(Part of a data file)
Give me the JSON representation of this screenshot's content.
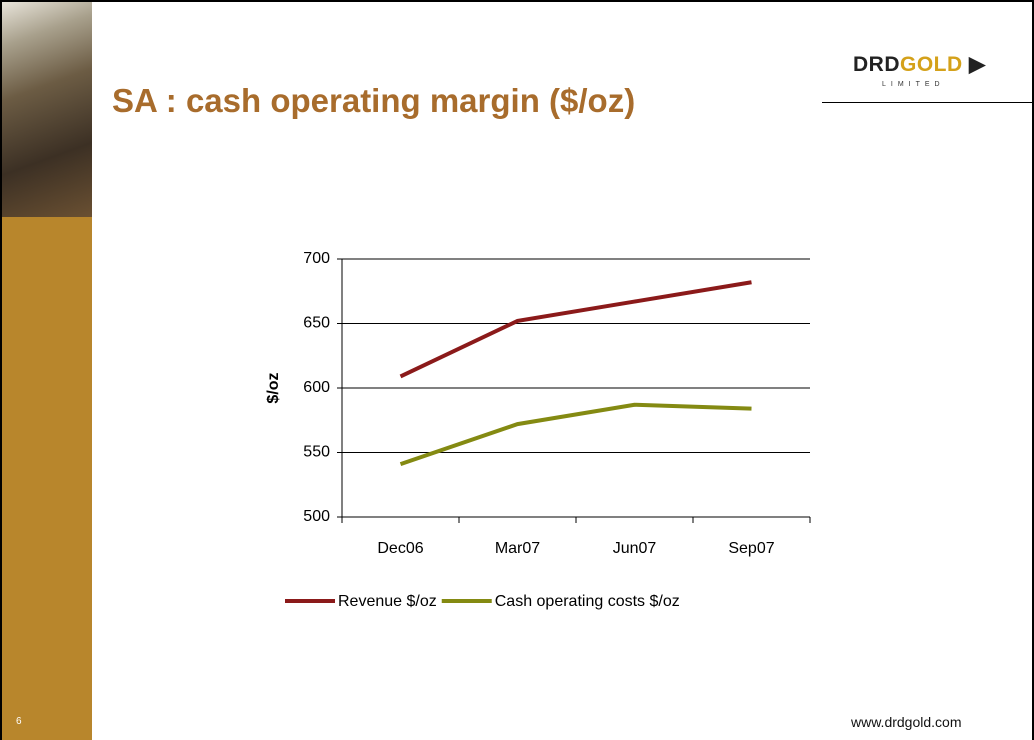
{
  "slide": {
    "number": "6",
    "logo_main": "DRD",
    "logo_accent": "GOLD",
    "logo_sub": "LIMITED",
    "footer": "www.drdgold.com"
  },
  "chart_data": {
    "type": "line",
    "title": "SA : cash operating margin ($/oz)",
    "y_label": "$/oz",
    "categories": [
      "Dec06",
      "Mar07",
      "Jun07",
      "Sep07"
    ],
    "series": [
      {
        "name": "Revenue $/oz",
        "color": "#8b1a1a",
        "values": [
          609,
          652,
          667,
          682
        ]
      },
      {
        "name": "Cash operating costs $/oz",
        "color": "#848a12",
        "values": [
          541,
          572,
          587,
          584
        ]
      }
    ],
    "ylim": [
      500,
      700
    ],
    "yticks": [
      500,
      550,
      600,
      650,
      700
    ],
    "grid": true
  }
}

WORK TO COMPLETE:
Quote everything in the listing above exactly; pictures are the only thing to omit.

SOLUTION TO THIS TASK:
Give me the JSON representation of this screenshot's content.
{
  "slide": {
    "number": "6",
    "logo_main": "DRD",
    "logo_accent": "GOLD",
    "logo_sub": "LIMITED",
    "footer": "www.drdgold.com"
  },
  "chart_data": {
    "type": "line",
    "title": "SA : cash operating margin ($/oz)",
    "y_label": "$/oz",
    "categories": [
      "Dec06",
      "Mar07",
      "Jun07",
      "Sep07"
    ],
    "series": [
      {
        "name": "Revenue $/oz",
        "color": "#8b1a1a",
        "values": [
          609,
          652,
          667,
          682
        ]
      },
      {
        "name": "Cash operating costs $/oz",
        "color": "#848a12",
        "values": [
          541,
          572,
          587,
          584
        ]
      }
    ],
    "ylim": [
      500,
      700
    ],
    "yticks": [
      500,
      550,
      600,
      650,
      700
    ],
    "grid": true
  }
}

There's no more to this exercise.